(Boxed element records)
────────

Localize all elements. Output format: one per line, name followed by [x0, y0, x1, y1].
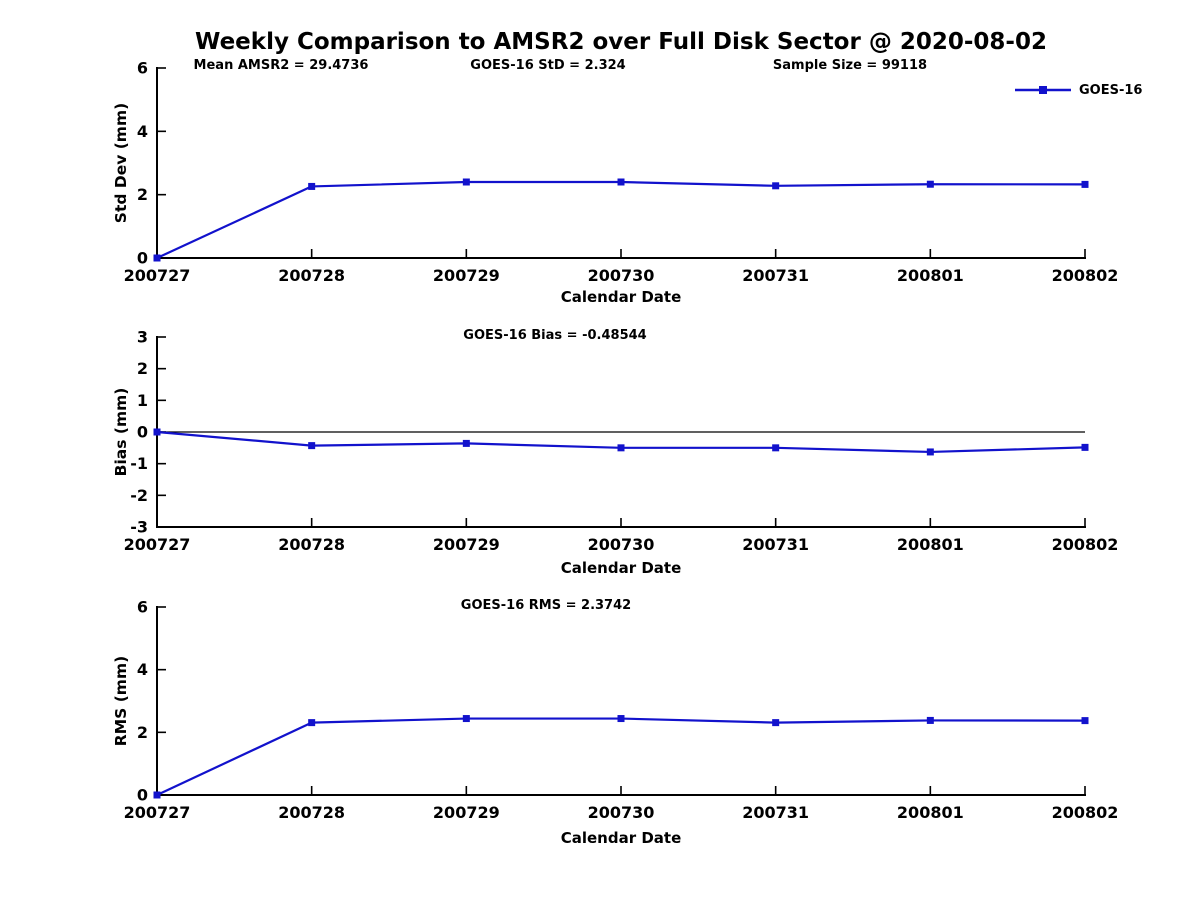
y-tick-label: 2: [137, 723, 148, 742]
annotation-sample-size: Sample Size = 99118: [772, 58, 928, 73]
y-tick-label: -2: [130, 486, 148, 505]
y-tick-label: 4: [137, 660, 148, 679]
xlabel-calendar-date-3: Calendar Date: [560, 829, 682, 847]
data-point-marker: [462, 715, 470, 723]
data-point-marker: [1081, 717, 1089, 725]
figure-title: Weekly Comparison to AMSR2 over Full Dis…: [195, 29, 1047, 55]
x-tick-label: 200730: [588, 803, 655, 822]
x-tick-label: 200729: [433, 266, 500, 285]
panel-rms: 0 2 4 6 200727 200728 200729 200730 200731 200801…: [124, 598, 1119, 823]
x-tick-label: 200801: [897, 535, 964, 554]
y-tick-label: 4: [137, 122, 148, 141]
x-tick-label: 200730: [588, 266, 655, 285]
y-tick-label: 1: [137, 391, 148, 410]
x-tick-label: 200731: [742, 803, 809, 822]
y-tick-label: 0: [137, 249, 148, 268]
data-point-marker: [926, 180, 934, 188]
data-point-marker: [462, 439, 470, 447]
panel-bias: -3 -2 -1 0 1 2 3 200727 200728 200729 200730 200731…: [124, 328, 1119, 555]
y-tick-label: 0: [137, 786, 148, 805]
xlabel-calendar-date-1: Calendar Date: [560, 288, 682, 306]
x-tick-label: 200802: [1052, 535, 1119, 554]
data-point-marker: [926, 716, 934, 724]
data-point-marker: [1081, 180, 1089, 188]
data-point-marker: [308, 182, 316, 190]
legend-line-marker-icon: [1015, 86, 1071, 94]
data-point-marker: [308, 719, 316, 727]
data-point-marker: [617, 715, 625, 723]
data-point-marker: [153, 791, 161, 799]
y-tick-label: 0: [137, 423, 148, 442]
y-tick-label: -3: [130, 518, 148, 537]
data-point-marker: [153, 254, 161, 262]
y-tick-label: 2: [137, 359, 148, 378]
x-tick-label: 200727: [124, 266, 191, 285]
data-point-marker: [1081, 443, 1089, 451]
legend: GOES-16: [1014, 82, 1142, 98]
data-point-marker: [926, 448, 934, 456]
series-line-goes-16: [156, 717, 1086, 796]
x-tick-label: 200801: [897, 266, 964, 285]
data-point-marker: [617, 444, 625, 452]
x-tick-label: 200729: [433, 803, 500, 822]
y-tick-label: 3: [137, 328, 148, 347]
data-point-marker: [617, 178, 625, 186]
x-tick-label: 200728: [278, 266, 345, 285]
panel-std-dev: 0 2 4 6 200727 200728 200729 200730 200731 200801…: [124, 59, 1119, 286]
x-tick-label: 200730: [588, 535, 655, 554]
annotation-mean-amsr2: Mean AMSR2 = 29.4736: [193, 58, 369, 73]
x-tick-label: 200727: [124, 803, 191, 822]
x-tick-label: 200729: [433, 535, 500, 554]
x-tick-label: 200731: [742, 266, 809, 285]
data-point-marker: [772, 719, 780, 727]
x-tick-label: 200802: [1052, 803, 1119, 822]
xlabel-calendar-date-2: Calendar Date: [560, 559, 682, 577]
x-tick-label: 200728: [278, 535, 345, 554]
x-tick-label: 200802: [1052, 266, 1119, 285]
data-point-marker: [308, 442, 316, 450]
legend-label: GOES-16: [1079, 82, 1143, 98]
data-point-marker: [153, 428, 161, 436]
y-tick-label: -1: [130, 454, 148, 473]
annotation-goes16-std: GOES-16 StD = 2.324: [470, 58, 626, 73]
y-tick-label: 2: [137, 185, 148, 204]
data-point-marker: [772, 444, 780, 452]
data-point-marker: [462, 178, 470, 186]
data-point-marker: [772, 182, 780, 190]
y-tick-label: 6: [137, 59, 148, 78]
y-tick-label: 6: [137, 598, 148, 617]
x-tick-label: 200731: [742, 535, 809, 554]
x-tick-label: 200727: [124, 535, 191, 554]
annotation-goes16-rms: GOES-16 RMS = 2.3742: [460, 598, 632, 613]
series-line-goes-16: [156, 180, 1086, 259]
x-tick-label: 200801: [897, 803, 964, 822]
annotation-goes16-bias: GOES-16 Bias = -0.48544: [463, 328, 647, 343]
x-tick-label: 200728: [278, 803, 345, 822]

────────

Rewrite the records above, changing every "Calendar Date" to "Observation Date" and keeping everything else as it is. Omit the pictures from your answer.

→ Exercise result:
Localize all elements. Output format: one per line, name followed by [x0, y0, x1, y1].
y-tick-label: 2: [137, 723, 148, 742]
annotation-sample-size: Sample Size = 99118: [772, 58, 928, 73]
y-tick-label: -2: [130, 486, 148, 505]
y-tick-label: 4: [137, 660, 148, 679]
xlabel-calendar-date-3: Observation Date: [560, 829, 682, 847]
data-point-marker: [462, 715, 470, 723]
data-point-marker: [1081, 717, 1089, 725]
figure-title: Weekly Comparison to AMSR2 over Full Dis…: [195, 29, 1047, 55]
x-tick-label: 200730: [588, 803, 655, 822]
x-tick-label: 200729: [433, 266, 500, 285]
panel-rms: 0 2 4 6 200727 200728 200729 200730 200731 200801…: [124, 598, 1119, 823]
x-tick-label: 200801: [897, 535, 964, 554]
y-tick-label: 4: [137, 122, 148, 141]
x-tick-label: 200730: [588, 266, 655, 285]
y-tick-label: 1: [137, 391, 148, 410]
x-tick-label: 200731: [742, 803, 809, 822]
y-tick-label: 0: [137, 249, 148, 268]
data-point-marker: [926, 180, 934, 188]
data-point-marker: [462, 439, 470, 447]
panel-bias: -3 -2 -1 0 1 2 3 200727 200728 200729 200730 200731…: [124, 328, 1119, 555]
y-tick-label: 0: [137, 786, 148, 805]
xlabel-calendar-date-1: Observation Date: [560, 288, 682, 306]
x-tick-label: 200802: [1052, 535, 1119, 554]
data-point-marker: [926, 716, 934, 724]
data-point-marker: [1081, 180, 1089, 188]
data-point-marker: [308, 182, 316, 190]
legend-line-marker-icon: [1015, 86, 1071, 94]
data-point-marker: [308, 719, 316, 727]
data-point-marker: [617, 715, 625, 723]
data-point-marker: [153, 791, 161, 799]
y-tick-label: 0: [137, 423, 148, 442]
y-tick-label: -3: [130, 518, 148, 537]
data-point-marker: [153, 254, 161, 262]
y-tick-label: 2: [137, 359, 148, 378]
x-tick-label: 200727: [124, 266, 191, 285]
data-point-marker: [1081, 443, 1089, 451]
legend: GOES-16: [1014, 82, 1142, 98]
data-point-marker: [926, 448, 934, 456]
series-line-goes-16: [156, 717, 1086, 796]
x-tick-label: 200801: [897, 266, 964, 285]
data-point-marker: [617, 444, 625, 452]
x-tick-label: 200729: [433, 803, 500, 822]
y-tick-label: 3: [137, 328, 148, 347]
data-point-marker: [617, 178, 625, 186]
x-tick-label: 200728: [278, 266, 345, 285]
panel-std-dev: 0 2 4 6 200727 200728 200729 200730 200731 200801…: [124, 59, 1119, 286]
x-tick-label: 200730: [588, 535, 655, 554]
annotation-mean-amsr2: Mean AMSR2 = 29.4736: [193, 58, 369, 73]
x-tick-label: 200727: [124, 803, 191, 822]
x-tick-label: 200729: [433, 535, 500, 554]
x-tick-label: 200731: [742, 266, 809, 285]
data-point-marker: [772, 719, 780, 727]
x-tick-label: 200802: [1052, 803, 1119, 822]
xlabel-calendar-date-2: Observation Date: [560, 559, 682, 577]
x-tick-label: 200728: [278, 535, 345, 554]
x-tick-label: 200802: [1052, 266, 1119, 285]
data-point-marker: [308, 442, 316, 450]
legend-label: GOES-16: [1079, 82, 1143, 98]
data-point-marker: [153, 428, 161, 436]
y-tick-label: -1: [130, 454, 148, 473]
annotation-goes16-std: GOES-16 StD = 2.324: [470, 58, 626, 73]
y-tick-label: 2: [137, 185, 148, 204]
data-point-marker: [772, 444, 780, 452]
data-point-marker: [462, 178, 470, 186]
data-point-marker: [772, 182, 780, 190]
y-tick-label: 6: [137, 59, 148, 78]
y-tick-label: 6: [137, 598, 148, 617]
x-tick-label: 200731: [742, 535, 809, 554]
x-tick-label: 200727: [124, 535, 191, 554]
annotation-goes16-rms: GOES-16 RMS = 2.3742: [460, 598, 632, 613]
series-line-goes-16: [156, 180, 1086, 259]
x-tick-label: 200801: [897, 803, 964, 822]
annotation-goes16-bias: GOES-16 Bias = -0.48544: [463, 328, 647, 343]
x-tick-label: 200728: [278, 803, 345, 822]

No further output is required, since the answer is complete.